▶ [Task description] Transcribe each record below word for word.

▶ [Listed entries]
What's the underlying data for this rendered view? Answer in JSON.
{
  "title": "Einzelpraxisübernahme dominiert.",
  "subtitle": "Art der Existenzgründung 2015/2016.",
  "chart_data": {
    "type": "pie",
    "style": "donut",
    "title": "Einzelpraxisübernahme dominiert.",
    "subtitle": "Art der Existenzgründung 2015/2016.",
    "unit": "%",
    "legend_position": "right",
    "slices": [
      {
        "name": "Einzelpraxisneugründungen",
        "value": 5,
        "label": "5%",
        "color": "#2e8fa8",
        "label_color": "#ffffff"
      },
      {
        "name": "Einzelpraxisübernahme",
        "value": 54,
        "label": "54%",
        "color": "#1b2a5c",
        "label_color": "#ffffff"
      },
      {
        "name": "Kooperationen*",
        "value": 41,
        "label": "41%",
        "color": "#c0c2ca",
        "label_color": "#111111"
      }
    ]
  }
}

▶ [Answer to the exercise]
What's the underlying data for this rendered view? Answer in JSON.
{
  "title": "Einzelpraxisübernahme dominiert.",
  "subtitle": "Art der Existenzgründung 2015/2016.",
  "chart_data": {
    "type": "pie",
    "style": "donut",
    "title": "Einzelpraxisübernahme dominiert.",
    "subtitle": "Art der Existenzgründung 2015/2016.",
    "unit": "%",
    "legend_position": "right",
    "slices": [
      {
        "name": "Einzelpraxisneugründungen",
        "value": 5,
        "label": "5%",
        "color": "#2e8fa8",
        "label_color": "#ffffff"
      },
      {
        "name": "Einzelpraxisübernahme",
        "value": 54,
        "label": "54%",
        "color": "#1b2a5c",
        "label_color": "#ffffff"
      },
      {
        "name": "Kooperationen*",
        "value": 41,
        "label": "41%",
        "color": "#c0c2ca",
        "label_color": "#111111"
      }
    ]
  }
}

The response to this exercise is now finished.